══ DATA LINES ══

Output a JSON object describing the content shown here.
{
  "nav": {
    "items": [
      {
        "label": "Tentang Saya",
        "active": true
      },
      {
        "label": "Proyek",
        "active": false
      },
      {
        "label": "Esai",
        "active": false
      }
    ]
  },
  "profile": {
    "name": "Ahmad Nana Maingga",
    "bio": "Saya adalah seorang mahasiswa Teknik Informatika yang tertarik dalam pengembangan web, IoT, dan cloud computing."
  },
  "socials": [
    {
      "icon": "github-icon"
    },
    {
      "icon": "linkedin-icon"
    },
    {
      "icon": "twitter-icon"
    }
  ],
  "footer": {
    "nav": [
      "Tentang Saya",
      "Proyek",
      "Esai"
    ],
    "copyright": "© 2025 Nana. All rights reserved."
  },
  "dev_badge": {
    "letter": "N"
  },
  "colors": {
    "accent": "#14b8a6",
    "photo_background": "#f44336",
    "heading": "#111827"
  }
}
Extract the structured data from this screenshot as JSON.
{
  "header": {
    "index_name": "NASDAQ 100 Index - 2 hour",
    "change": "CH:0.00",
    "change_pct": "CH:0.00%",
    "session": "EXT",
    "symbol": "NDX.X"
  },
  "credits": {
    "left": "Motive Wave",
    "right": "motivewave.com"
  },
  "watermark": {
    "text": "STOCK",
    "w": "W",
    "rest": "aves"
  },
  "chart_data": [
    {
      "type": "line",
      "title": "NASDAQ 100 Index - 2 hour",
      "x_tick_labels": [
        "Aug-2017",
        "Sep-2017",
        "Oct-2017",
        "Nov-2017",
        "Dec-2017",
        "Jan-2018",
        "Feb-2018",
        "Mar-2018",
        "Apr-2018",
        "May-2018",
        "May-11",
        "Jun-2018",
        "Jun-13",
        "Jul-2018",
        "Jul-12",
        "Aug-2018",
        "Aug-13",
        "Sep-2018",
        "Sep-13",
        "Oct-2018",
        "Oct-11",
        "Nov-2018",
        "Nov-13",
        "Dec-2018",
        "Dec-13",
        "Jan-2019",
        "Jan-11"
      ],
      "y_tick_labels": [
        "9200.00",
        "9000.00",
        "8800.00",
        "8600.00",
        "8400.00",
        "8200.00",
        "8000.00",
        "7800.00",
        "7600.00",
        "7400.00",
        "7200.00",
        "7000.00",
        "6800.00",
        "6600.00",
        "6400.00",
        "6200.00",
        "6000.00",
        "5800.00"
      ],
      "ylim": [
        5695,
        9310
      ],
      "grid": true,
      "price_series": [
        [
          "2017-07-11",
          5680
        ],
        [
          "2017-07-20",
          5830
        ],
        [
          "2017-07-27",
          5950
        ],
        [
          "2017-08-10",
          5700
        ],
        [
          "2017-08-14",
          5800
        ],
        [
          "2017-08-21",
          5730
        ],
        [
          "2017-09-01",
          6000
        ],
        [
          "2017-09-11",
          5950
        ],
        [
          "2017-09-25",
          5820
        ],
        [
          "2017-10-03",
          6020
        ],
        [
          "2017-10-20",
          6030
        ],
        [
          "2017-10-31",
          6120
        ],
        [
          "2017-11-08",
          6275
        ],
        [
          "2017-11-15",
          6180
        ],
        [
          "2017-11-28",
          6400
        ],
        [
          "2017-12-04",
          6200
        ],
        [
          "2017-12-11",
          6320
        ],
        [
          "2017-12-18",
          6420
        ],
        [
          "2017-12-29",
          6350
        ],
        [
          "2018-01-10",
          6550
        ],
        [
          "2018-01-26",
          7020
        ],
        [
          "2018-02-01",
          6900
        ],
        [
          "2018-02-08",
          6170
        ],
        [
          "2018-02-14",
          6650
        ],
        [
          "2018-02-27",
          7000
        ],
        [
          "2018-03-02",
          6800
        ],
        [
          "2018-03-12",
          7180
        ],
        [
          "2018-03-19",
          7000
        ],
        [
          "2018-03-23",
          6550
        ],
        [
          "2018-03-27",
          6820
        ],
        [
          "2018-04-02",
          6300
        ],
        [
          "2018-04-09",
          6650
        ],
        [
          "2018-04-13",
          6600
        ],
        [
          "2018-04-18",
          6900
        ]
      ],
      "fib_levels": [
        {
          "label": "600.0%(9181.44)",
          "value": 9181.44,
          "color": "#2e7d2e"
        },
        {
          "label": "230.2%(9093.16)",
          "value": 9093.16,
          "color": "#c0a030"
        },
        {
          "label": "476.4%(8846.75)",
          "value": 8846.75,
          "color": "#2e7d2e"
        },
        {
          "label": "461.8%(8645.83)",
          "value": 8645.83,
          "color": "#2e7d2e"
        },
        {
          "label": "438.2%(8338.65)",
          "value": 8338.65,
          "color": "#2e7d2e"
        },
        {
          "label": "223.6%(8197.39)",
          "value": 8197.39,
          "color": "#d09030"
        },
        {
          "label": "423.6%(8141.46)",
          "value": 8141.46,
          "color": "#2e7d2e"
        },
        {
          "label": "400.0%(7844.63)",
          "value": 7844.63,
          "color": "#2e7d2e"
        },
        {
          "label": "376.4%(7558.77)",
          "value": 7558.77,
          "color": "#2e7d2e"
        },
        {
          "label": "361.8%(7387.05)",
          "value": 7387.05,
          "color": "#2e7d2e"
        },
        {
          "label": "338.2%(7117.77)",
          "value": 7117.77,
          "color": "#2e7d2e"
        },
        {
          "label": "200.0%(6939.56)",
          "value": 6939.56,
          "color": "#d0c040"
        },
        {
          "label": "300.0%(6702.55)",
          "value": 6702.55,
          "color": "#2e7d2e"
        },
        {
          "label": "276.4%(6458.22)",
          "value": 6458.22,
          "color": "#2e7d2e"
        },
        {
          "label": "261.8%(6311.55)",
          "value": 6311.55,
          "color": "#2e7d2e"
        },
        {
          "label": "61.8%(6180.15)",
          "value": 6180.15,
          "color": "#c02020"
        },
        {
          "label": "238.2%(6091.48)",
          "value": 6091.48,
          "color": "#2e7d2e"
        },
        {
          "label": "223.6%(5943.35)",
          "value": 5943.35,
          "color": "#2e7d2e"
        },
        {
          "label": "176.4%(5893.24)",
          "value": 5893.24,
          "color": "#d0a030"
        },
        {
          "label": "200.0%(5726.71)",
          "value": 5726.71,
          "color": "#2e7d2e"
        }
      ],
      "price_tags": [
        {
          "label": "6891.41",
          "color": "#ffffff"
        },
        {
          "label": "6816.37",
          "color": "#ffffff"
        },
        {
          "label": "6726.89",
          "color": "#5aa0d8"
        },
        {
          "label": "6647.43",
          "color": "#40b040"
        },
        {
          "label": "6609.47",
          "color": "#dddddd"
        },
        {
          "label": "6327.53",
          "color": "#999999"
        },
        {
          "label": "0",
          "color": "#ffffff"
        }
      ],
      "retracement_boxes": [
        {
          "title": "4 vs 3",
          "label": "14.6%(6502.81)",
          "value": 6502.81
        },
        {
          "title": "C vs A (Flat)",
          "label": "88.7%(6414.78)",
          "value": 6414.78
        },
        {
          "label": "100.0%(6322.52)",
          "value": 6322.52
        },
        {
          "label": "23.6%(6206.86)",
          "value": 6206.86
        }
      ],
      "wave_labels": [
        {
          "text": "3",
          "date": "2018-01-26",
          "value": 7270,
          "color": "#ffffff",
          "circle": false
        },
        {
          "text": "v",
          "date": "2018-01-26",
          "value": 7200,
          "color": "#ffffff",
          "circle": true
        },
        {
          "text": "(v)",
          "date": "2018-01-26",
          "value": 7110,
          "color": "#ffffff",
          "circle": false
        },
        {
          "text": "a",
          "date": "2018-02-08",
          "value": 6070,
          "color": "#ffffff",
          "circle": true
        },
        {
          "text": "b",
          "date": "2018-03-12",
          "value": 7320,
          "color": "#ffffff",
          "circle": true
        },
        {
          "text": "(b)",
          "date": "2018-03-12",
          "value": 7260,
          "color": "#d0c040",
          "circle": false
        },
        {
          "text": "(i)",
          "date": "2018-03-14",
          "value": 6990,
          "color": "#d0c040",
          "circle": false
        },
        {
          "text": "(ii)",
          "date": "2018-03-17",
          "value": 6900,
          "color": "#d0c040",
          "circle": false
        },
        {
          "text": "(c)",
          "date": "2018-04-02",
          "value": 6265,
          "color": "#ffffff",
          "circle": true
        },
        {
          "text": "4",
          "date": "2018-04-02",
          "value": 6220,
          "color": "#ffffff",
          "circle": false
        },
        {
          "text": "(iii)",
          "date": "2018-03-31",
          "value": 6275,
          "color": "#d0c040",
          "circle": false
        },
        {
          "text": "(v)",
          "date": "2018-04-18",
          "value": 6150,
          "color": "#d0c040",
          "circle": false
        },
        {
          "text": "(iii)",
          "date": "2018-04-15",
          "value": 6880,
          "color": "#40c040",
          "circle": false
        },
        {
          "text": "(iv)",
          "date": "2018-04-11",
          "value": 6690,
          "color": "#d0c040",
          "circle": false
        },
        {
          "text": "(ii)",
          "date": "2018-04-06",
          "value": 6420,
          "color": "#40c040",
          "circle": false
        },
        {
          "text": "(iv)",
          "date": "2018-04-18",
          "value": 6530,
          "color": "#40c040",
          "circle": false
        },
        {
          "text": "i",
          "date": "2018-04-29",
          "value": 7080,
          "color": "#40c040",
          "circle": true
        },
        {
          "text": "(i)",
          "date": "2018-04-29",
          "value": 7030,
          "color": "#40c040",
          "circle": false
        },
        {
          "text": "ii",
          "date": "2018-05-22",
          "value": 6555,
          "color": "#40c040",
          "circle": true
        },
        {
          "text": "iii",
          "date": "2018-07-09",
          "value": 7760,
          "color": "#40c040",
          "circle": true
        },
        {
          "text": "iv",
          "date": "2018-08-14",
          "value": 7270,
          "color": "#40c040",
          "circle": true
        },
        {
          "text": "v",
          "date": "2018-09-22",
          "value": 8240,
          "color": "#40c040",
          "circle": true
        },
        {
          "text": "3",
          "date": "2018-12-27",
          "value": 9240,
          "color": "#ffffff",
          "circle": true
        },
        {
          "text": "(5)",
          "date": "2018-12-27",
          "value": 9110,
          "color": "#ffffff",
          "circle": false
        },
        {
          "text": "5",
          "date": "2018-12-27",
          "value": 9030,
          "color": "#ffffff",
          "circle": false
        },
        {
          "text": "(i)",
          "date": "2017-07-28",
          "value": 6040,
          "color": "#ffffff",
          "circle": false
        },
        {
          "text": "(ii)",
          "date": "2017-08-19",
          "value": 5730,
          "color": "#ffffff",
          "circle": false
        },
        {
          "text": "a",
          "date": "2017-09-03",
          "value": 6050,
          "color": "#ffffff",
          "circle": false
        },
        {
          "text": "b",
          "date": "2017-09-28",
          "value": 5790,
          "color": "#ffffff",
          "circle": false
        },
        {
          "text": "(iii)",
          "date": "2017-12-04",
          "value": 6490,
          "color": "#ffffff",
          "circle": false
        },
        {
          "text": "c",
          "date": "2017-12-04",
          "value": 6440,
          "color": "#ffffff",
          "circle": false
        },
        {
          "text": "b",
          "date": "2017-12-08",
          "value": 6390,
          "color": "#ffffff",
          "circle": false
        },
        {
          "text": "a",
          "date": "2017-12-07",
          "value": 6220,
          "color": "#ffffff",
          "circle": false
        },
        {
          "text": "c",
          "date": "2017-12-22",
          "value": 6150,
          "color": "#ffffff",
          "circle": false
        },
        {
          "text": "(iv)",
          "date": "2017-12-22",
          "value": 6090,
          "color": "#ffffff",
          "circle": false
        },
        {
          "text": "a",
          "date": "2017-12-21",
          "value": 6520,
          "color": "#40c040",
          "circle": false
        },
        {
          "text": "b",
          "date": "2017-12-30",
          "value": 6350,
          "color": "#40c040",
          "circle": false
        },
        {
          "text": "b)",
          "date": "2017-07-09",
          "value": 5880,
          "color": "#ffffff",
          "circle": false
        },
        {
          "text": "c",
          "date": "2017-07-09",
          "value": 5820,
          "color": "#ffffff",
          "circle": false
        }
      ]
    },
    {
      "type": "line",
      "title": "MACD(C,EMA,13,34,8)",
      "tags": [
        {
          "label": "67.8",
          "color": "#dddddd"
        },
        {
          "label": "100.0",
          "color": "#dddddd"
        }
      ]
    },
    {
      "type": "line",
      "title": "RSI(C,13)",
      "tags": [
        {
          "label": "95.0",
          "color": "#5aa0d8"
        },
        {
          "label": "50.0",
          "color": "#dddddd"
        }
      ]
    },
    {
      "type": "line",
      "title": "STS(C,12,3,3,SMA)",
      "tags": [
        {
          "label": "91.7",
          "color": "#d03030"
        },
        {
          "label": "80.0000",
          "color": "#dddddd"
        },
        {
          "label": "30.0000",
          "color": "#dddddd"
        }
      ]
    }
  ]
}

═══

| REQUIRED WORK |
Among the entries above, how many lines hold the string "hour"? Give the number by itself.

| TASK ANSWER |
2